**SHORT PROBLEM:**
Identify the lines in the data below that contain "Tray" and give only how many there are.

**RECORD SET:**

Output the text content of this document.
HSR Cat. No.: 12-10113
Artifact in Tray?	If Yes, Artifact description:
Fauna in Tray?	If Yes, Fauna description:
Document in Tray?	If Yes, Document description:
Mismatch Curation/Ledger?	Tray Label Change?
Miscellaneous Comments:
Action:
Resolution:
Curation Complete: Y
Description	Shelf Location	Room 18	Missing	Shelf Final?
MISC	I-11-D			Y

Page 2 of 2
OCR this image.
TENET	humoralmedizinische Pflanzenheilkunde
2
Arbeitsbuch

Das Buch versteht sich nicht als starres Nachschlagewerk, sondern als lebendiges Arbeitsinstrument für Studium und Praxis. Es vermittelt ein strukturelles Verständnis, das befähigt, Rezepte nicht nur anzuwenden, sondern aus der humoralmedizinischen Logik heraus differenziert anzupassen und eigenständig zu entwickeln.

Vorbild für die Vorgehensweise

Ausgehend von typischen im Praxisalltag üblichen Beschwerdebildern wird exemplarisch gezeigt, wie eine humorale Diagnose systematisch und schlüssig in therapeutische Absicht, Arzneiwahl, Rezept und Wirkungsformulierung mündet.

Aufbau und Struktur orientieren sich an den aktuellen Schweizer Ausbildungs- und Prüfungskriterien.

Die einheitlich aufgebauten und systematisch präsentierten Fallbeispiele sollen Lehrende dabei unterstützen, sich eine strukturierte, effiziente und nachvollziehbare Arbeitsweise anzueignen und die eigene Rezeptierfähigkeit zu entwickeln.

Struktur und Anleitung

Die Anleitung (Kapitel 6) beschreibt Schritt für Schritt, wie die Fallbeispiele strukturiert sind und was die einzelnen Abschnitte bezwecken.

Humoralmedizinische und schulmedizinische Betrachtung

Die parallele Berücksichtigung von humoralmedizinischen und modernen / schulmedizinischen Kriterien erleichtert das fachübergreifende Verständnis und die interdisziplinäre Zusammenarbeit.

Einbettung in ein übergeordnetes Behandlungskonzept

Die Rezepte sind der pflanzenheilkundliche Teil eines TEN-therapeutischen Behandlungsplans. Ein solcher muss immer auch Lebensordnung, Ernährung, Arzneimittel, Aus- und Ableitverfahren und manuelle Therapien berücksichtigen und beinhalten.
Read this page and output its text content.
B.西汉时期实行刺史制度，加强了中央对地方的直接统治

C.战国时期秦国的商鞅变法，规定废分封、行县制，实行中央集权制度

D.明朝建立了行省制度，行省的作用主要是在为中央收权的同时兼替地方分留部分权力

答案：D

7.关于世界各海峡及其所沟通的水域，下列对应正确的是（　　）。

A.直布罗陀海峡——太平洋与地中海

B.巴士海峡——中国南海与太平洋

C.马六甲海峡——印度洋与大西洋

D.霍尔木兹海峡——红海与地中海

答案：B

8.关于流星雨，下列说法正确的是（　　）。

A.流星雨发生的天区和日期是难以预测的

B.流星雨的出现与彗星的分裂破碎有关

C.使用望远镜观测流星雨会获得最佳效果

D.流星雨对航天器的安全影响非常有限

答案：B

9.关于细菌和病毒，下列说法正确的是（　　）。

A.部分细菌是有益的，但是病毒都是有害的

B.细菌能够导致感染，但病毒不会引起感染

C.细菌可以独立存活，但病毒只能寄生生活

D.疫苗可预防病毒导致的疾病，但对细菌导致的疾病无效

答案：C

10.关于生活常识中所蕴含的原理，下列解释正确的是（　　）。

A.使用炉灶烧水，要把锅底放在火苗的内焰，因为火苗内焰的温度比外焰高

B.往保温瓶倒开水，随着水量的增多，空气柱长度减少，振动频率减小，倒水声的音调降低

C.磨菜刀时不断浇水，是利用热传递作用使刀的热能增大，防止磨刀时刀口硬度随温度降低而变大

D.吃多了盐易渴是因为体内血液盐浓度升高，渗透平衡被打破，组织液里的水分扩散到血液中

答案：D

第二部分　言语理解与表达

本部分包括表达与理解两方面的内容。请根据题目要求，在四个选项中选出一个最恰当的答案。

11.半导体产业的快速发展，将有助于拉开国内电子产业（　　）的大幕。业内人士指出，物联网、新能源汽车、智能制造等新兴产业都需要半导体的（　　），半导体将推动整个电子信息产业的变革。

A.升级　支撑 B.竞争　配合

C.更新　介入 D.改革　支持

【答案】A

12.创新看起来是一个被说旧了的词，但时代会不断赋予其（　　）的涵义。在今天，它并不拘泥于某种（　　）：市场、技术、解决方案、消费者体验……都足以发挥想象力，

**ANSWER TO THE TASK:**
4